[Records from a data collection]
---

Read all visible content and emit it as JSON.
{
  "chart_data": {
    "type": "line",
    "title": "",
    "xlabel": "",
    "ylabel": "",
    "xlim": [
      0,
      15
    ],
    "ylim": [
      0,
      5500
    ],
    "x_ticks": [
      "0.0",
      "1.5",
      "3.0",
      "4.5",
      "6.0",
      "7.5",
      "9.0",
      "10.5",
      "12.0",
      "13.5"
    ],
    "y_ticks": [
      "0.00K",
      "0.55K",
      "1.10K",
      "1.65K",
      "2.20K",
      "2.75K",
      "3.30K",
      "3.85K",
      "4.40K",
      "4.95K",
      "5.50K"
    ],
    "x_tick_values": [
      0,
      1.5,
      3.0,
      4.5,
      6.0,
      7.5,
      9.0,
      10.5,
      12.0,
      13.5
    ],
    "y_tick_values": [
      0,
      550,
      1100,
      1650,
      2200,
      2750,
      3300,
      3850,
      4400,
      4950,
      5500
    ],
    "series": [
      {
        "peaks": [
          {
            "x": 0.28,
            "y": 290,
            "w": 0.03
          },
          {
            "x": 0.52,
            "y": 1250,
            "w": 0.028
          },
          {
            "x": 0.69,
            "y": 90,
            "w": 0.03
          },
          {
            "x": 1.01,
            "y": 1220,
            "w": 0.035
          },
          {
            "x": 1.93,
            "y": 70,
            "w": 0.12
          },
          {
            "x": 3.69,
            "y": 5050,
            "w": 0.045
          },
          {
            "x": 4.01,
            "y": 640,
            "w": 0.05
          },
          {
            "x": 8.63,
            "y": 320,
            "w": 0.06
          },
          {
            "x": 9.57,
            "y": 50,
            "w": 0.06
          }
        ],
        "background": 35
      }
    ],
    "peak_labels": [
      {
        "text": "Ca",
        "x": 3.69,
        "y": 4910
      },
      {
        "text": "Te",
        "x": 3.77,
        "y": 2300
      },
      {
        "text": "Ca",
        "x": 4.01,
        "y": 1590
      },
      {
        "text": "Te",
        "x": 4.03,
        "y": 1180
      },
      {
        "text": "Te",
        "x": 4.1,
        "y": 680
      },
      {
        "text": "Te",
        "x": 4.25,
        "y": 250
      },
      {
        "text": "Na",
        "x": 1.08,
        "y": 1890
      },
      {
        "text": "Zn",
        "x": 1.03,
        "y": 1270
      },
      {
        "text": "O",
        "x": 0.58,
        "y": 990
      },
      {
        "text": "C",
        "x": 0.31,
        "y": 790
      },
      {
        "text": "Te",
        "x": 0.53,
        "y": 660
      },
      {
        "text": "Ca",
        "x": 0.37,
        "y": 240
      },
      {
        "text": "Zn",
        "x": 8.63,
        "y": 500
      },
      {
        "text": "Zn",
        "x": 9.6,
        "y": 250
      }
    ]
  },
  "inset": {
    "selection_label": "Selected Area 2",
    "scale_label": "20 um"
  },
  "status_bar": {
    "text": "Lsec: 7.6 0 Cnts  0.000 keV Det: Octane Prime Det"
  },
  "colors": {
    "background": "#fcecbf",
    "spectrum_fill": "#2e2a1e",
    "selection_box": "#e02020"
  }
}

---

PROBLEM
Please set down each line of the records exactly as given.

THE OUTPUT
Read all visible content and emit it as JSON.
{
  "chart_data": {
    "type": "line",
    "title": "",
    "xlabel": "",
    "ylabel": "",
    "xlim": [
      0,
      15
    ],
    "ylim": [
      0,
      5500
    ],
    "x_ticks": [
      "0.0",
      "1.5",
      "3.0",
      "4.5",
      "6.0",
      "7.5",
      "9.0",
      "10.5",
      "12.0",
      "13.5"
    ],
    "y_ticks": [
      "0.00K",
      "0.55K",
      "1.10K",
      "1.65K",
      "2.20K",
      "2.75K",
      "3.30K",
      "3.85K",
      "4.40K",
      "4.95K",
      "5.50K"
    ],
    "x_tick_values": [
      0,
      1.5,
      3.0,
      4.5,
      6.0,
      7.5,
      9.0,
      10.5,
      12.0,
      13.5
    ],
    "y_tick_values": [
      0,
      550,
      1100,
      1650,
      2200,
      2750,
      3300,
      3850,
      4400,
      4950,
      5500
    ],
    "series": [
      {
        "peaks": [
          {
            "x": 0.28,
            "y": 290,
            "w": 0.03
          },
          {
            "x": 0.52,
            "y": 1250,
            "w": 0.028
          },
          {
            "x": 0.69,
            "y": 90,
            "w": 0.03
          },
          {
            "x": 1.01,
            "y": 1220,
            "w": 0.035
          },
          {
            "x": 1.93,
            "y": 70,
            "w": 0.12
          },
          {
            "x": 3.69,
            "y": 5050,
            "w": 0.045
          },
          {
            "x": 4.01,
            "y": 640,
            "w": 0.05
          },
          {
            "x": 8.63,
            "y": 320,
            "w": 0.06
          },
          {
            "x": 9.57,
            "y": 50,
            "w": 0.06
          }
        ],
        "background": 35
      }
    ],
    "peak_labels": [
      {
        "text": "Ca",
        "x": 3.69,
        "y": 4910
      },
      {
        "text": "Te",
        "x": 3.77,
        "y": 2300
      },
      {
        "text": "Ca",
        "x": 4.01,
        "y": 1590
      },
      {
        "text": "Te",
        "x": 4.03,
        "y": 1180
      },
      {
        "text": "Te",
        "x": 4.1,
        "y": 680
      },
      {
        "text": "Te",
        "x": 4.25,
        "y": 250
      },
      {
        "text": "Na",
        "x": 1.08,
        "y": 1890
      },
      {
        "text": "Zn",
        "x": 1.03,
        "y": 1270
      },
      {
        "text": "O",
        "x": 0.58,
        "y": 990
      },
      {
        "text": "C",
        "x": 0.31,
        "y": 790
      },
      {
        "text": "Te",
        "x": 0.53,
        "y": 660
      },
      {
        "text": "Ca",
        "x": 0.37,
        "y": 240
      },
      {
        "text": "Zn",
        "x": 8.63,
        "y": 500
      },
      {
        "text": "Zn",
        "x": 9.6,
        "y": 250
      }
    ]
  },
  "inset": {
    "selection_label": "Selected Area 2",
    "scale_label": "20 um"
  },
  "status_bar": {
    "text": "Lsec: 7.6 0 Cnts  0.000 keV Det: Octane Prime Det"
  },
  "colors": {
    "background": "#fcecbf",
    "spectrum_fill": "#2e2a1e",
    "selection_box": "#e02020"
  }
}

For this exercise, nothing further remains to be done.